▸ **PROBLEM**:
Read the data and repeat it in full, exactly.

╭─ RECORDS TO USE

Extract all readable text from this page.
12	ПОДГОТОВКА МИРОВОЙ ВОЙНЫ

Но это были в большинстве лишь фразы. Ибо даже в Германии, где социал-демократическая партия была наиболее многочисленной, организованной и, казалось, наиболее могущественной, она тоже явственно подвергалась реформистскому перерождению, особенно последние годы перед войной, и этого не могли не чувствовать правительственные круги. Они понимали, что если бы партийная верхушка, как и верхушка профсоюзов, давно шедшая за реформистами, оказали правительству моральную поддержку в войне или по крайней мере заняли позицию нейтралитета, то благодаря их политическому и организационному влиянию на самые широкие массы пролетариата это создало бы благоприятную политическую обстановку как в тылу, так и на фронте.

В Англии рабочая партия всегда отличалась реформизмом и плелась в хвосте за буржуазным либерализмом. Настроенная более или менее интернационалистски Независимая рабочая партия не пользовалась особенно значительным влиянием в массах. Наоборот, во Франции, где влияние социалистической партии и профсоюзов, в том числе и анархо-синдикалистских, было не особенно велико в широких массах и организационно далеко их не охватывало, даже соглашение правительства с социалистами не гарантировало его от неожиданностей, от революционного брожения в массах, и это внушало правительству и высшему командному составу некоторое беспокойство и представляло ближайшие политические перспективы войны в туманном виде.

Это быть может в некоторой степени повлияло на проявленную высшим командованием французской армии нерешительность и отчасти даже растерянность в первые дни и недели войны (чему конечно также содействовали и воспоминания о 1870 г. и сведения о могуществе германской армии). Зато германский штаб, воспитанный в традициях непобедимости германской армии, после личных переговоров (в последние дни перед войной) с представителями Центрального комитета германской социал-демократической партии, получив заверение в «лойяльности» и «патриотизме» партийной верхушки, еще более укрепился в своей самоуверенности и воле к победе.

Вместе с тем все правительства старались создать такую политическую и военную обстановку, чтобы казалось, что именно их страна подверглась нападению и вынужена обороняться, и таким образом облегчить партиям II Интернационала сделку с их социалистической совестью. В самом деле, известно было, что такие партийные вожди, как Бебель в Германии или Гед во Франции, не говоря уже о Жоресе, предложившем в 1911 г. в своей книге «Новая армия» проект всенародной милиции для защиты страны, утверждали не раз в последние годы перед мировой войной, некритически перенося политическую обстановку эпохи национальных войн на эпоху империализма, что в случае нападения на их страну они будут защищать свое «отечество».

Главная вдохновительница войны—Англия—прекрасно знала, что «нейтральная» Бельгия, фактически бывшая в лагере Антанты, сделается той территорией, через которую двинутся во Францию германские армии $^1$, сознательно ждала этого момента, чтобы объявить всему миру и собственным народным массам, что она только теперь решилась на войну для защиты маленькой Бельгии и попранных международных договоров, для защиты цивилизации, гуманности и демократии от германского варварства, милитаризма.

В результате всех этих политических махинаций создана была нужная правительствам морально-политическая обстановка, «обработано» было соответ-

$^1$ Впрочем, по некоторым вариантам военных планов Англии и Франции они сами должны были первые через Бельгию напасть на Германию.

╰─

▸ **TASK OUTPUT**:
Extract all readable text from this page.
12	ПОДГОТОВКА МИРОВОЙ ВОЙНЫ

Но это были в большинстве лишь фразы. Ибо даже в Германии, где социал-демократическая партия была наиболее многочисленной, организованной и, казалось, наиболее могущественной, она тоже явственно подвергалась реформистскому перерождению, особенно последние годы перед войной, и этого не могли не чувствовать правительственные круги. Они понимали, что если бы партийная верхушка, как и верхушка профсоюзов, давно шедшая за реформистами, оказали правительству моральную поддержку в войне или по крайней мере заняли позицию нейтралитета, то благодаря их политическому и организационному влиянию на самые широкие массы пролетариата это создало бы благоприятную политическую обстановку как в тылу, так и на фронте.

В Англии рабочая партия всегда отличалась реформизмом и плелась в хвосте за буржуазным либерализмом. Настроенная более или менее интернационалистски Независимая рабочая партия не пользовалась особенно значительным влиянием в массах. Наоборот, во Франции, где влияние социалистической партии и профсоюзов, в том числе и анархо-синдикалистских, было не особенно велико в широких массах и организационно далеко их не охватывало, даже соглашение правительства с социалистами не гарантировало его от неожиданностей, от революционного брожения в массах, и это внушало правительству и высшему командному составу некоторое беспокойство и представляло ближайшие политические перспективы войны в туманном виде.

Это быть может в некоторой степени повлияло на проявленную высшим командованием французской армии нерешительность и отчасти даже растерянность в первые дни и недели войны (чему конечно также содействовали и воспоминания о 1870 г. и сведения о могуществе германской армии). Зато германский штаб, воспитанный в традициях непобедимости германской армии, после личных переговоров (в последние дни перед войной) с представителями Центрального комитета германской социал-демократической партии, получив заверение в «лойяльности» и «патриотизме» партийной верхушки, еще более укрепился в своей самоуверенности и воле к победе.

Вместе с тем все правительства старались создать такую политическую и военную обстановку, чтобы казалось, что именно их страна подверглась нападению и вынужена обороняться, и таким образом облегчить партиям II Интернационала сделку с их социалистической совестью. В самом деле, известно было, что такие партийные вожди, как Бебель в Германии или Гед во Франции, не говоря уже о Жоресе, предложившем в 1911 г. в своей книге «Новая армия» проект всенародной милиции для защиты страны, утверждали не раз в последние годы перед мировой войной, некритически перенося политическую обстановку эпохи национальных войн на эпоху империализма, что в случае нападения на их страну они будут защищать свое «отечество».

Главная вдохновительница войны—Англия—прекрасно знала, что «нейтральная» Бельгия, фактически бывшая в лагере Антанты, сделается той территорией, через которую двинутся во Францию германские армии $^1$, сознательно ждала этого момента, чтобы объявить всему миру и собственным народным массам, что она только теперь решилась на войну для защиты маленькой Бельгии и попранных международных договоров, для защиты цивилизации, гуманности и демократии от германского варварства, милитаризма.

В результате всех этих политических махинаций создана была нужная правительствам морально-политическая обстановка, «обработано» было соответ-

$^1$ Впрочем, по некоторым вариантам военных планов Англии и Франции они сами должны были первые через Бельгию напасть на Германию.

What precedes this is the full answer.